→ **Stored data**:
*-*-*

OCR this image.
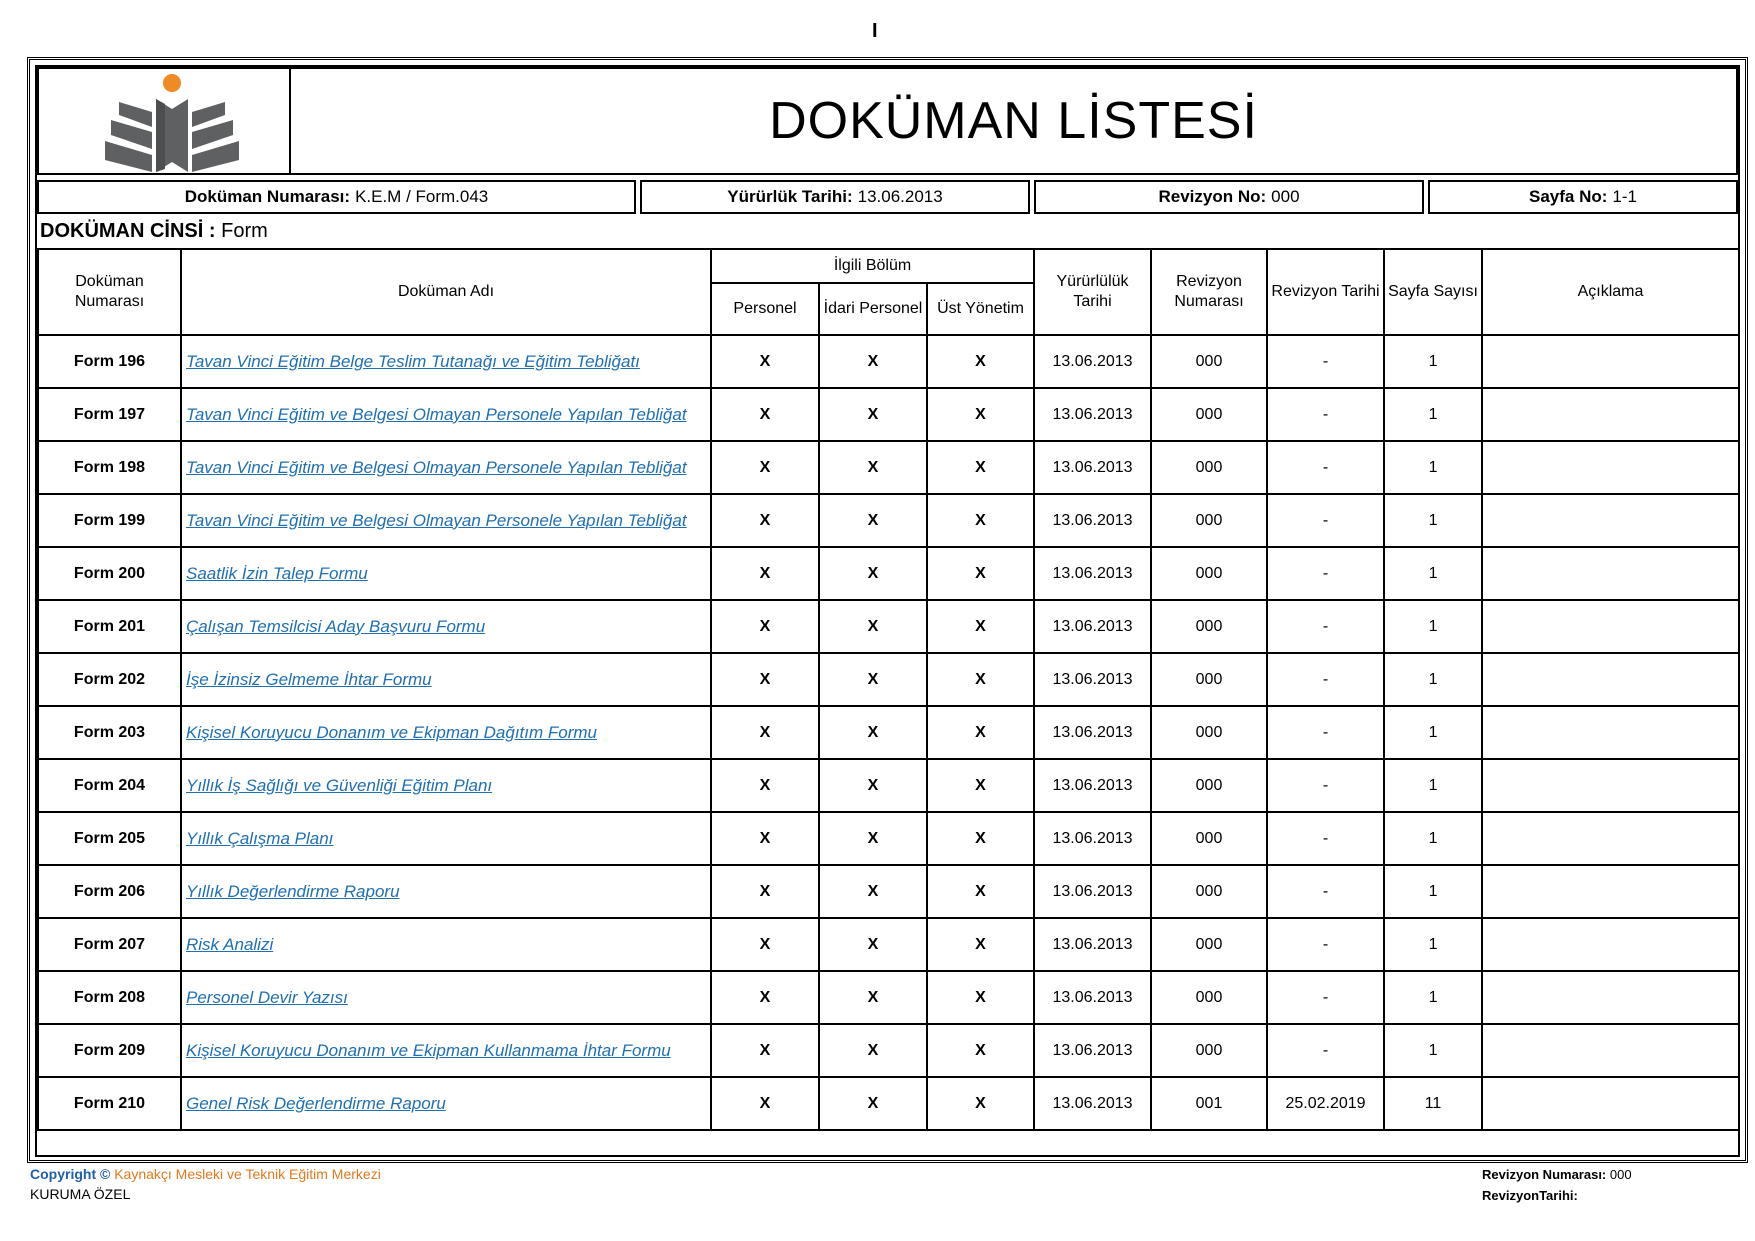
I
DOKÜMAN LİSTESİ
Doküman Numarası: K.E.M / Form.043	Yürürlük Tarihi: 13.06.2013	Revizyon No: 000	Sayfa No: 1-1
DOKÜMAN CİNSİ : Form
Doküman Numarası	Doküman Adı	İlgili Bölüm			Yürürlülük Tarihi	Revizyon Numarası	Revizyon Tarihi	Sayfa Sayısı	Açıklama
		Personel	İdari Personel	Üst Yönetim					
Form 196	Tavan Vinci Eğitim Belge Teslim Tutanağı ve Eğitim Tebliğatı	X	X	X	13.06.2013	000	-	1	
Form 197	Tavan Vinci Eğitim ve Belgesi Olmayan Personele Yapılan Tebliğat	X	X	X	13.06.2013	000	-	1	
Form 198	Tavan Vinci Eğitim ve Belgesi Olmayan Personele Yapılan Tebliğat	X	X	X	13.06.2013	000	-	1	
Form 199	Tavan Vinci Eğitim ve Belgesi Olmayan Personele Yapılan Tebliğat	X	X	X	13.06.2013	000	-	1	
Form 200	Saatlik İzin Talep Formu	X	X	X	13.06.2013	000	-	1	
Form 201	Çalışan Temsilcisi Aday Başvuru Formu	X	X	X	13.06.2013	000	-	1	
Form 202	İşe İzinsiz Gelmeme İhtar Formu	X	X	X	13.06.2013	000	-	1	
Form 203	Kişisel Koruyucu Donanım ve Ekipman Dağıtım Formu	X	X	X	13.06.2013	000	-	1	
Form 204	Yıllık İş Sağlığı ve Güvenliği Eğitim Planı	X	X	X	13.06.2013	000	-	1	
Form 205	Yıllık Çalışma Planı	X	X	X	13.06.2013	000	-	1	
Form 206	Yıllık Değerlendirme Raporu	X	X	X	13.06.2013	000	-	1	
Form 207	Risk Analizi	X	X	X	13.06.2013	000	-	1	
Form 208	Personel Devir Yazısı	X	X	X	13.06.2013	000	-	1	
Form 209	Kişisel Koruyucu Donanım ve Ekipman Kullanmama İhtar Formu	X	X	X	13.06.2013	000	-	1	
Form 210	Genel Risk Değerlendirme Raporu	X	X	X	13.06.2013	001	25.02.2019	11	
Copyright © Kaynakçı Mesleki ve Teknik Eğitim Merkezi
KURUMA ÖZEL
Revizyon Numarası: 000
RevizyonTarihi:
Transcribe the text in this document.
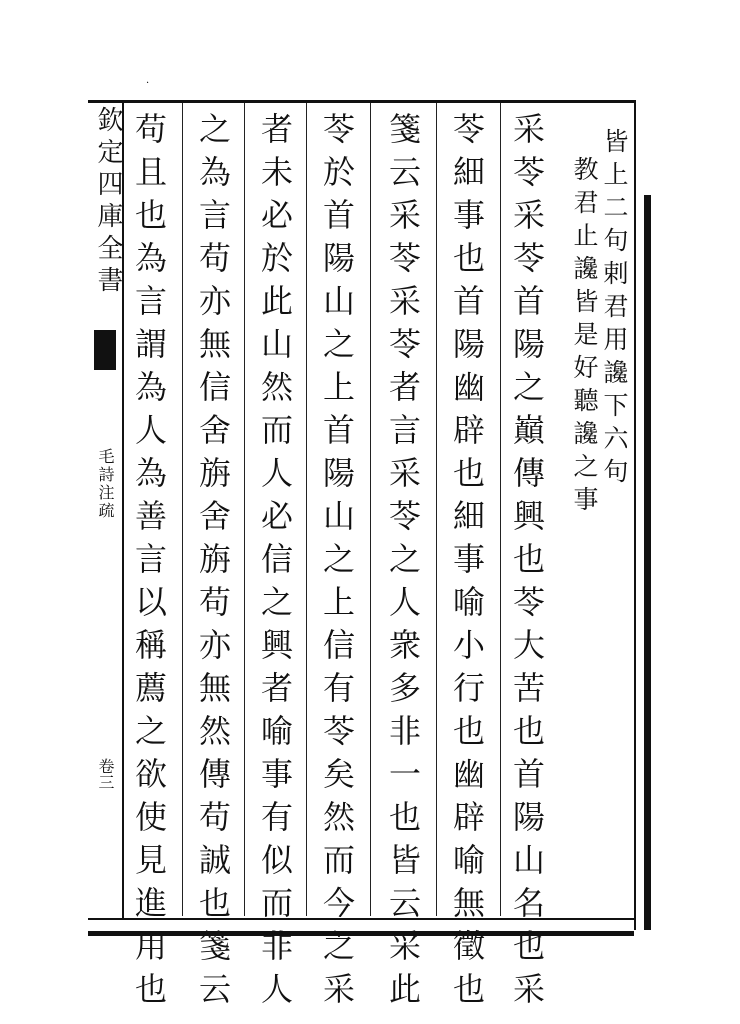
·
欽定四庫全書
毛詩注疏
卷三
皆上二句剌君用讒下六句
教君止讒皆是好聽讒之事
采苓采苓首陽之巔傳興也苓大苦也首陽山名也采
苓細事也首陽幽辟也細事喻小行也幽辟喻無徵也
箋云采苓采苓者言采苓之人衆多非一也皆云采此
苓於首陽山之上首陽山之上信有苓矣然而今之采
者未必於此山然而人必信之興者喻事有似而非人
之為言苟亦無信舍旃舍旃苟亦無然傳苟誠也箋云
苟且也為言謂為人為善言以稱薦之欲使見進用也
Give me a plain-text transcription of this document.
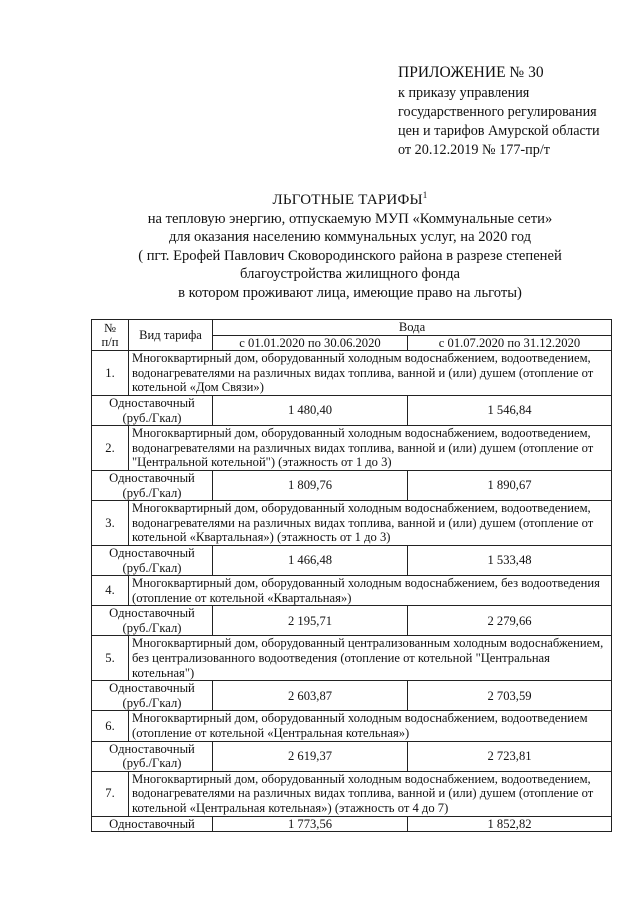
ПРИЛОЖЕНИЕ № 30
к приказу управления
государственного регулирования
цен и тарифов Амурской области
от 20.12.2019 № 177-пр/т
ЛЬГОТНЫЕ ТАРИФЫ$^1$
на тепловую энергию, отпускаемую МУП «Коммунальные сети»
для оказания населению коммунальных услуг, на 2020 год
( пгт. Ерофей Павлович Сковородинского района в разрезе степеней
благоустройства жилищного фонда
в котором проживают лица, имеющие право на льготы)
№
п/п	Вид тарифа	Вода	
		с 01.01.2020 по 30.06.2020	с 01.07.2020 по 31.12.2020
1.	Многоквартирный дом, оборудованный холодным водоснабжением, водоотведением, водонагревателями на различных видах топлива, ванной и (или) душем (отопление от котельной «Дом Связи»)		
Одноставочный (руб./Гкал)		1 480,40	1 546,84
2.	Многоквартирный дом, оборудованный холодным водоснабжением, водоотведением, водонагревателями на различных видах топлива, ванной и (или) душем (отопление от "Центральной котельной") (этажность от 1 до 3)		
Одноставочный (руб./Гкал)		1 809,76	1 890,67
3.	Многоквартирный дом, оборудованный холодным водоснабжением, водоотведением, водонагревателями на различных видах топлива, ванной и (или) душем (отопление от котельной «Квартальная») (этажность от 1 до 3)		
Одноставочный (руб./Гкал)		1 466,48	1 533,48
4.	Многоквартирный дом, оборудованный холодным водоснабжением, без водоотведения (отопление от котельной «Квартальная»)		
Одноставочный (руб./Гкал)		2 195,71	2 279,66
5.	Многоквартирный дом, оборудованный централизованным холодным водоснабжением, без централизованного водоотведения (отопление от котельной "Центральная котельная")		
Одноставочный (руб./Гкал)		2 603,87	2 703,59
6.	Многоквартирный дом, оборудованный холодным водоснабжением, водоотведением (отопление от котельной «Центральная котельная»)		
Одноставочный (руб./Гкал)		2 619,37	2 723,81
7.	Многоквартирный дом, оборудованный холодным водоснабжением, водоотведением, водонагревателями на различных видах топлива, ванной и (или) душем (отопление от котельной «Центральная котельная») (этажность от 4 до 7)		
Одноставочный		1 773,56	1 852,82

*-*-*

→ **Prompt**: Nothing in the entries should change as you copy them, except that the pictures are left out.

→ **Answer for this exercise**:
OCR this image.
I
DOKÜMAN LİSTESİ
Doküman Numarası: K.E.M / Form.043	Yürürlük Tarihi: 13.06.2013	Revizyon No: 000	Sayfa No: 1-1
DOKÜMAN CİNSİ : Form
Doküman Numarası	Doküman Adı	İlgili Bölüm			Yürürlülük Tarihi	Revizyon Numarası	Revizyon Tarihi	Sayfa Sayısı	Açıklama
		Personel	İdari Personel	Üst Yönetim					
Form 196	Tavan Vinci Eğitim Belge Teslim Tutanağı ve Eğitim Tebliğatı	X	X	X	13.06.2013	000	-	1	
Form 197	Tavan Vinci Eğitim ve Belgesi Olmayan Personele Yapılan Tebliğat	X	X	X	13.06.2013	000	-	1	
Form 198	Tavan Vinci Eğitim ve Belgesi Olmayan Personele Yapılan Tebliğat	X	X	X	13.06.2013	000	-	1	
Form 199	Tavan Vinci Eğitim ve Belgesi Olmayan Personele Yapılan Tebliğat	X	X	X	13.06.2013	000	-	1	
Form 200	Saatlik İzin Talep Formu	X	X	X	13.06.2013	000	-	1	
Form 201	Çalışan Temsilcisi Aday Başvuru Formu	X	X	X	13.06.2013	000	-	1	
Form 202	İşe İzinsiz Gelmeme İhtar Formu	X	X	X	13.06.2013	000	-	1	
Form 203	Kişisel Koruyucu Donanım ve Ekipman Dağıtım Formu	X	X	X	13.06.2013	000	-	1	
Form 204	Yıllık İş Sağlığı ve Güvenliği Eğitim Planı	X	X	X	13.06.2013	000	-	1	
Form 205	Yıllık Çalışma Planı	X	X	X	13.06.2013	000	-	1	
Form 206	Yıllık Değerlendirme Raporu	X	X	X	13.06.2013	000	-	1	
Form 207	Risk Analizi	X	X	X	13.06.2013	000	-	1	
Form 208	Personel Devir Yazısı	X	X	X	13.06.2013	000	-	1	
Form 209	Kişisel Koruyucu Donanım ve Ekipman Kullanmama İhtar Formu	X	X	X	13.06.2013	000	-	1	
Form 210	Genel Risk Değerlendirme Raporu	X	X	X	13.06.2013	001	25.02.2019	11	
Copyright © Kaynakçı Mesleki ve Teknik Eğitim Merkezi
KURUMA ÖZEL
Revizyon Numarası: 000
RevizyonTarihi:
Transcribe the text in this document.
·
欽定四庫全書
毛詩注疏
卷三
皆上二句剌君用讒下六句
教君止讒皆是好聽讒之事
采苓采苓首陽之巔傳興也苓大苦也首陽山名也采
苓細事也首陽幽辟也細事喻小行也幽辟喻無徵也
箋云采苓采苓者言采苓之人衆多非一也皆云采此
苓於首陽山之上首陽山之上信有苓矣然而今之采
者未必於此山然而人必信之興者喻事有似而非人
之為言苟亦無信舍旃舍旃苟亦無然傳苟誠也箋云
苟且也為言謂為人為善言以稱薦之欲使見進用也
Give me a plain-text transcription of this document.
ПРИЛОЖЕНИЕ № 30
к приказу управления
государственного регулирования
цен и тарифов Амурской области
от 20.12.2019 № 177-пр/т
ЛЬГОТНЫЕ ТАРИФЫ$^1$
на тепловую энергию, отпускаемую МУП «Коммунальные сети»
для оказания населению коммунальных услуг, на 2020 год
( пгт. Ерофей Павлович Сковородинского района в разрезе степеней
благоустройства жилищного фонда
в котором проживают лица, имеющие право на льготы)
№
п/п	Вид тарифа	Вода	
		с 01.01.2020 по 30.06.2020	с 01.07.2020 по 31.12.2020
1.	Многоквартирный дом, оборудованный холодным водоснабжением, водоотведением, водонагревателями на различных видах топлива, ванной и (или) душем (отопление от котельной «Дом Связи»)		
Одноставочный (руб./Гкал)		1 480,40	1 546,84
2.	Многоквартирный дом, оборудованный холодным водоснабжением, водоотведением, водонагревателями на различных видах топлива, ванной и (или) душем (отопление от "Центральной котельной") (этажность от 1 до 3)		
Одноставочный (руб./Гкал)		1 809,76	1 890,67
3.	Многоквартирный дом, оборудованный холодным водоснабжением, водоотведением, водонагревателями на различных видах топлива, ванной и (или) душем (отопление от котельной «Квартальная») (этажность от 1 до 3)		
Одноставочный (руб./Гкал)		1 466,48	1 533,48
4.	Многоквартирный дом, оборудованный холодным водоснабжением, без водоотведения (отопление от котельной «Квартальная»)		
Одноставочный (руб./Гкал)		2 195,71	2 279,66
5.	Многоквартирный дом, оборудованный централизованным холодным водоснабжением, без централизованного водоотведения (отопление от котельной "Центральная котельная")		
Одноставочный (руб./Гкал)		2 603,87	2 703,59
6.	Многоквартирный дом, оборудованный холодным водоснабжением, водоотведением (отопление от котельной «Центральная котельная»)		
Одноставочный (руб./Гкал)		2 619,37	2 723,81
7.	Многоквартирный дом, оборудованный холодным водоснабжением, водоотведением, водонагревателями на различных видах топлива, ванной и (или) душем (отопление от котельной «Центральная котельная») (этажность от 4 до 7)		
Одноставочный		1 773,56	1 852,82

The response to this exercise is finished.